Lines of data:

══════════

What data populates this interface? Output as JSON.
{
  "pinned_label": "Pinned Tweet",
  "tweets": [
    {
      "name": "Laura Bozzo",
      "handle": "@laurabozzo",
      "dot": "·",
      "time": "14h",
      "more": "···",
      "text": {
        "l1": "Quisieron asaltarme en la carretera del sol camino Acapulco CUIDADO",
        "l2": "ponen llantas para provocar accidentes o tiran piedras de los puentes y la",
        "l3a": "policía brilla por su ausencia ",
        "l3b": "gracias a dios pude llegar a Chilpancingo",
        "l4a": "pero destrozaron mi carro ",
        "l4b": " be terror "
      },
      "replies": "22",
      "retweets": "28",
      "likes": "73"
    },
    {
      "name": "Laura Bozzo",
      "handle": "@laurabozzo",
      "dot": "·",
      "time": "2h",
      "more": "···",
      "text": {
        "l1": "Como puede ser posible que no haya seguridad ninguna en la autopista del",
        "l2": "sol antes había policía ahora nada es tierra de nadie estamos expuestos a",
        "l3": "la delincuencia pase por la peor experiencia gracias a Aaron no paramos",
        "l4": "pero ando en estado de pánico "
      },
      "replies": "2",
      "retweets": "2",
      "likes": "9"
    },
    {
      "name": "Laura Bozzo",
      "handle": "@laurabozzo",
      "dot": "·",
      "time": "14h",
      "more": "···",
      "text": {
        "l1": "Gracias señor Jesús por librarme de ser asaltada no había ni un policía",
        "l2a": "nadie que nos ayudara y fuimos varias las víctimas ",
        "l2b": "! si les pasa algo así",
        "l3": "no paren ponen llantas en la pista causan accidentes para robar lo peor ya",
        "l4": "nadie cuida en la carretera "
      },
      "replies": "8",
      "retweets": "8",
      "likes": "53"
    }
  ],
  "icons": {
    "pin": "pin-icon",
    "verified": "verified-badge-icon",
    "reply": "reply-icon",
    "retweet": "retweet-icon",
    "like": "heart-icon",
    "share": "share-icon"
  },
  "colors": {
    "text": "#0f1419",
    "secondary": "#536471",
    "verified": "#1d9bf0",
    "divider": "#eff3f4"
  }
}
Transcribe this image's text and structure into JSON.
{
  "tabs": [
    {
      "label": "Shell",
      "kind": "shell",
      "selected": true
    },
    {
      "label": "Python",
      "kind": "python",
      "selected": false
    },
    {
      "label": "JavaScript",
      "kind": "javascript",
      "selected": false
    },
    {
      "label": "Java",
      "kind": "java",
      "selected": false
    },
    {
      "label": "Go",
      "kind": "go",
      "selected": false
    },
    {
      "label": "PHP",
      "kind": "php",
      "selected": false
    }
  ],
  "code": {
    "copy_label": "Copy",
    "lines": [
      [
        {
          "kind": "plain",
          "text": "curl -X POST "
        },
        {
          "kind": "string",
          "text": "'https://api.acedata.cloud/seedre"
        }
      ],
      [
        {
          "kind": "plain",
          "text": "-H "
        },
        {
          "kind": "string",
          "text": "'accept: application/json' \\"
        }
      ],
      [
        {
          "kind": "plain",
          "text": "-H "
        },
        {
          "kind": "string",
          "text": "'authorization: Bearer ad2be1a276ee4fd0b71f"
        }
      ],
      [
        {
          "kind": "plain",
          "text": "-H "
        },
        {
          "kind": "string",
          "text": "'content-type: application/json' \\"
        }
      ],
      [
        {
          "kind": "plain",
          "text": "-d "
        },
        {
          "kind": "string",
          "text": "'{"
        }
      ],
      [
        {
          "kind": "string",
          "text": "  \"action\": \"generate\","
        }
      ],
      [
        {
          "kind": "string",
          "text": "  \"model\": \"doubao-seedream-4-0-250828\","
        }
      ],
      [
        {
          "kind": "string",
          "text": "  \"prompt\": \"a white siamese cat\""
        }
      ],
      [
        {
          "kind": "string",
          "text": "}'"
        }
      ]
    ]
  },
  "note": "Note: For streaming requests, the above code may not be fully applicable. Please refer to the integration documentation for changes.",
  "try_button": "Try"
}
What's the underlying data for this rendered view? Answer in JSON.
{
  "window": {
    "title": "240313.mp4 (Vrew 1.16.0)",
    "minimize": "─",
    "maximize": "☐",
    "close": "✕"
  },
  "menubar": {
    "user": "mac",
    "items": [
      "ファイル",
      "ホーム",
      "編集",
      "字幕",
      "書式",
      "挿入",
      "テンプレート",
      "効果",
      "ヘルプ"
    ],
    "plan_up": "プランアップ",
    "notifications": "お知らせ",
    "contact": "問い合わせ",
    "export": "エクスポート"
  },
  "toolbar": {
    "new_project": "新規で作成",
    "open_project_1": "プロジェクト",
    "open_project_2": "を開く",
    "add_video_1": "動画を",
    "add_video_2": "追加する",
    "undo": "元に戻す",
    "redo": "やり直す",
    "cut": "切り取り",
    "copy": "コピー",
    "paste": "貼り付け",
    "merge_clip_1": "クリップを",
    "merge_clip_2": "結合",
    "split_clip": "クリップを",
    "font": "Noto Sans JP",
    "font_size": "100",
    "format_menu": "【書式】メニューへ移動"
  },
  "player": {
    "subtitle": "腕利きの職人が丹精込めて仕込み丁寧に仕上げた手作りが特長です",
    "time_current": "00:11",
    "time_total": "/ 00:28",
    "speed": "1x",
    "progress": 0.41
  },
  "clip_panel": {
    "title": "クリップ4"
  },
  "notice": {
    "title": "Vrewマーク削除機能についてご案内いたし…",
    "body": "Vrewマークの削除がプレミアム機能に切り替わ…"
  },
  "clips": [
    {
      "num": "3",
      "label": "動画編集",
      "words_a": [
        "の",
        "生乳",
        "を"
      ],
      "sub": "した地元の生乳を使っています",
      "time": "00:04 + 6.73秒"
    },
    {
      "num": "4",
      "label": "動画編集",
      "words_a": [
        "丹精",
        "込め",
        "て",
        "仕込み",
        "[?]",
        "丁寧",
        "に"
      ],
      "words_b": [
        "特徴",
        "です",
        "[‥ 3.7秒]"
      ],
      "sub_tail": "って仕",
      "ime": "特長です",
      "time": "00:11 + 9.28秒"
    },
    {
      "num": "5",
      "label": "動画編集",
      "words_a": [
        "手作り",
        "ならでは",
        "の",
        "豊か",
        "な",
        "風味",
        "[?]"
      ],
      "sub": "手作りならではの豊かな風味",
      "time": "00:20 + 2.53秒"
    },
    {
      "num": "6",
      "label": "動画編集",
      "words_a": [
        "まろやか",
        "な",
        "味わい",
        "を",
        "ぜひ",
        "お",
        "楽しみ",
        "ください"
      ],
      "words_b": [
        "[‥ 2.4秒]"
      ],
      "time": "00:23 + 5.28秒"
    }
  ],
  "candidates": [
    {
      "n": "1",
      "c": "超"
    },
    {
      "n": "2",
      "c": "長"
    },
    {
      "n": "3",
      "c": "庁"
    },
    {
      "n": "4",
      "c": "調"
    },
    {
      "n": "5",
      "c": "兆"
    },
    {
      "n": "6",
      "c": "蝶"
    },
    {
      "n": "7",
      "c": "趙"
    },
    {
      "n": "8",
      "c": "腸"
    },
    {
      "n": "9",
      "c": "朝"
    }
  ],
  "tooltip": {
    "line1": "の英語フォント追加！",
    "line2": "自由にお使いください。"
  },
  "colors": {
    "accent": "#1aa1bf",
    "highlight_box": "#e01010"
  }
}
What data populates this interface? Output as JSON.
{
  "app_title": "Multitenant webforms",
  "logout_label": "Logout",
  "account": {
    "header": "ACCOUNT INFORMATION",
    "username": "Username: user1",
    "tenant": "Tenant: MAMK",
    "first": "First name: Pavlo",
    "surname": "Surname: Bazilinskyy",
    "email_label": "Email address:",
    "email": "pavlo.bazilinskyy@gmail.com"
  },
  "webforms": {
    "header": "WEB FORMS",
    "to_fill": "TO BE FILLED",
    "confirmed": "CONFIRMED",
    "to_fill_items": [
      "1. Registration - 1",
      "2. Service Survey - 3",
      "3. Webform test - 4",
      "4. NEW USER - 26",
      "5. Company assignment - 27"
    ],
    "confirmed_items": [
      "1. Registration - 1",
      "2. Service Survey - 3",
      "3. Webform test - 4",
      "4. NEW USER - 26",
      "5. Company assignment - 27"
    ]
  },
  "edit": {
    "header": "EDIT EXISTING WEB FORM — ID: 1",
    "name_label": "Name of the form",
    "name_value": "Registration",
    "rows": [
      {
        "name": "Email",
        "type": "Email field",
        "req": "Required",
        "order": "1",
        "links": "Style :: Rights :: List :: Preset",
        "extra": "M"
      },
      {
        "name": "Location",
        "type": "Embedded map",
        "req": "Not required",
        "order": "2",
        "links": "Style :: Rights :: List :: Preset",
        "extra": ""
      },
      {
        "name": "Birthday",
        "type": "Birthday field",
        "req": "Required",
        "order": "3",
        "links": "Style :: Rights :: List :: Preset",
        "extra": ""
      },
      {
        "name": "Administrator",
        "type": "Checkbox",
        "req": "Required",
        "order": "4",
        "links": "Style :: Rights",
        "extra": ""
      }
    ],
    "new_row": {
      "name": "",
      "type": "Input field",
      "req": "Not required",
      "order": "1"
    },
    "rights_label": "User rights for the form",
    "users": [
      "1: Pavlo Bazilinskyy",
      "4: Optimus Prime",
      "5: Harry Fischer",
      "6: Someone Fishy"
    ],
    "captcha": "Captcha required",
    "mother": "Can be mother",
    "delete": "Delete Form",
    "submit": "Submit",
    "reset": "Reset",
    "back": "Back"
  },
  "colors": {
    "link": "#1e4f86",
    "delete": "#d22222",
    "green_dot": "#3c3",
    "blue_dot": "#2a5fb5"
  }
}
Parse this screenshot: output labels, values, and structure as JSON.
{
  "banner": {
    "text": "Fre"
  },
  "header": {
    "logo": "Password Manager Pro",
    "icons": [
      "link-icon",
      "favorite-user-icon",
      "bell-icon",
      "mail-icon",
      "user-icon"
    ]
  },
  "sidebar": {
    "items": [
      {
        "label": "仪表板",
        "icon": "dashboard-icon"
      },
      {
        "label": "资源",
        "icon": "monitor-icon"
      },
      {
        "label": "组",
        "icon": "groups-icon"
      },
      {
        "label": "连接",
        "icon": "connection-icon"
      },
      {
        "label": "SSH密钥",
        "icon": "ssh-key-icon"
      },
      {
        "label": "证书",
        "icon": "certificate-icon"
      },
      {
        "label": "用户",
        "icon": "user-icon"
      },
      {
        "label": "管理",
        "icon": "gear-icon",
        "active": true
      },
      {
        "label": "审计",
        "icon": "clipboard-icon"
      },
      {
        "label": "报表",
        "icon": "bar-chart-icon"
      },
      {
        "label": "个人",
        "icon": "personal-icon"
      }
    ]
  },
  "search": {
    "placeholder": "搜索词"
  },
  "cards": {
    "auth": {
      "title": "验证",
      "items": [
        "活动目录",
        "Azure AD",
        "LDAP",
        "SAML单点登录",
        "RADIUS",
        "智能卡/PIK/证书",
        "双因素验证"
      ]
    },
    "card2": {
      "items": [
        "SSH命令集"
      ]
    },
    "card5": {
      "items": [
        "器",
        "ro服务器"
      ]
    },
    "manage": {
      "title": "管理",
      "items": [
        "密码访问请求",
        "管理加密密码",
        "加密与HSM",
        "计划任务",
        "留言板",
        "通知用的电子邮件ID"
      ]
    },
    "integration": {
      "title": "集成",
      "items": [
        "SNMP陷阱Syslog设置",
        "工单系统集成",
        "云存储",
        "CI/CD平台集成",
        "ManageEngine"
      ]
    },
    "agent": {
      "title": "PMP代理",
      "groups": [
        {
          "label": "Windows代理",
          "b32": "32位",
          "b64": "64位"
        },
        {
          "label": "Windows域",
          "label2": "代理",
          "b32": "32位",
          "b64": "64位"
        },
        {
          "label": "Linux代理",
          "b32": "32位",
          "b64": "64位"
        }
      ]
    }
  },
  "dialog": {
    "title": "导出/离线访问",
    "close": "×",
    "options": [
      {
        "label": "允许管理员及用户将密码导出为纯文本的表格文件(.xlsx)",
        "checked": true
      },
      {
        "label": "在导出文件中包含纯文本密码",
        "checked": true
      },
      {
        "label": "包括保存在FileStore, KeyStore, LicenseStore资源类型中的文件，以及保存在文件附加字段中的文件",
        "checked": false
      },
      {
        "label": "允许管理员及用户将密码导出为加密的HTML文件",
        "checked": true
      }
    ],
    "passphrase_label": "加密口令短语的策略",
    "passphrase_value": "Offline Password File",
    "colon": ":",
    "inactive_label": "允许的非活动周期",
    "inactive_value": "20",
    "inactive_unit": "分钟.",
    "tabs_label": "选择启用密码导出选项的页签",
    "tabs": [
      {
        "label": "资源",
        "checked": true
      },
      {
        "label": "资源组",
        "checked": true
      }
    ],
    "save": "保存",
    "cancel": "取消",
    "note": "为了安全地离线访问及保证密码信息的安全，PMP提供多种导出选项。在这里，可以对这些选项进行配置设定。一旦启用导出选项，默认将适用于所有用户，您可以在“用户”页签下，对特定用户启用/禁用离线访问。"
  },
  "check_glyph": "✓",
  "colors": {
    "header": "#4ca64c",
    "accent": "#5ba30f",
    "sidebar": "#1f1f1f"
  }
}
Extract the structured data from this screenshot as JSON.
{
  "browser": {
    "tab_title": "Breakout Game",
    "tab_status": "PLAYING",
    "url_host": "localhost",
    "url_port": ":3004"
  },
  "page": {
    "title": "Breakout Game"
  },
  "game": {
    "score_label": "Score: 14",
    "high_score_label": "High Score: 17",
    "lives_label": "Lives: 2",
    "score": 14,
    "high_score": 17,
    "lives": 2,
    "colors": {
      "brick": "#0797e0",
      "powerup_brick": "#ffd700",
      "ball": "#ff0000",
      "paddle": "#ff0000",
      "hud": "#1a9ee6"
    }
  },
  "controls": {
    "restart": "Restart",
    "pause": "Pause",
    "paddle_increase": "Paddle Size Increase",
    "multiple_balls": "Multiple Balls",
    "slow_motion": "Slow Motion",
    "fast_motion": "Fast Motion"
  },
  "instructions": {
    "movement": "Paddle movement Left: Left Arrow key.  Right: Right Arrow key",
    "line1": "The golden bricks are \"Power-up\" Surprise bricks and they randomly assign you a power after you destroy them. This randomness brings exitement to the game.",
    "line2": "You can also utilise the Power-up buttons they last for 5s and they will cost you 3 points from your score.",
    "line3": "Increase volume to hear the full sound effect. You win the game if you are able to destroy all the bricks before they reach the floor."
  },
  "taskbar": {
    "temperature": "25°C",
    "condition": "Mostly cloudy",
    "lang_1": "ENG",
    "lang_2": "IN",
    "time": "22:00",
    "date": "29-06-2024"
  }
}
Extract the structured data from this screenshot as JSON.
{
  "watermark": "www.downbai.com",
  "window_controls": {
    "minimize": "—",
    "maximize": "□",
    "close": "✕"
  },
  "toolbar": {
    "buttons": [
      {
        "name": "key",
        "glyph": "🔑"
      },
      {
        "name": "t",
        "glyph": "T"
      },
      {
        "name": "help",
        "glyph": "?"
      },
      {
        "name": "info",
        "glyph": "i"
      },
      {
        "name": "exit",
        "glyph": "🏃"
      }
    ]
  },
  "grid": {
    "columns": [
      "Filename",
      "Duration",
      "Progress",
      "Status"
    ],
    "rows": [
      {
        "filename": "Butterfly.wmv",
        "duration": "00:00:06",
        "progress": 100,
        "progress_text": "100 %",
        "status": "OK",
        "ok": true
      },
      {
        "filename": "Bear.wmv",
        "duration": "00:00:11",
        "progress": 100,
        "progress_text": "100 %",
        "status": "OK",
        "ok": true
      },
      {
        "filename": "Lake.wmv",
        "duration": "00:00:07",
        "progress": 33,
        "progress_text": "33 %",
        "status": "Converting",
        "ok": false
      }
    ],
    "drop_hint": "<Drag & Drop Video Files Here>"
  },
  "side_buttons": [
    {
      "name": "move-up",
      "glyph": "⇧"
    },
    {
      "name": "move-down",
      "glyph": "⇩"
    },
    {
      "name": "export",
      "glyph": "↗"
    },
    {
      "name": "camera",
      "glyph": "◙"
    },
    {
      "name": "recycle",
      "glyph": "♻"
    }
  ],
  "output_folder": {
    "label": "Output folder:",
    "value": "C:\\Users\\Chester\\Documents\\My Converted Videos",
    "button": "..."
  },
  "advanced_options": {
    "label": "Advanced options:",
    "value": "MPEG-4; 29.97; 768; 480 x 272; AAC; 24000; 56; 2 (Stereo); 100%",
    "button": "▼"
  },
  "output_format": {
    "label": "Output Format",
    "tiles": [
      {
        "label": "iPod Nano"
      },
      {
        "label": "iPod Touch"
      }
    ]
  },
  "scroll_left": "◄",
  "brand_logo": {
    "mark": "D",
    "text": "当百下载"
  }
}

══════════

**Direction**
From the material above, gather all lines that include the string "verified" and copy them.

**Full answer**
    "verified": "verified-badge-icon",
    "verified": "#1d9bf0",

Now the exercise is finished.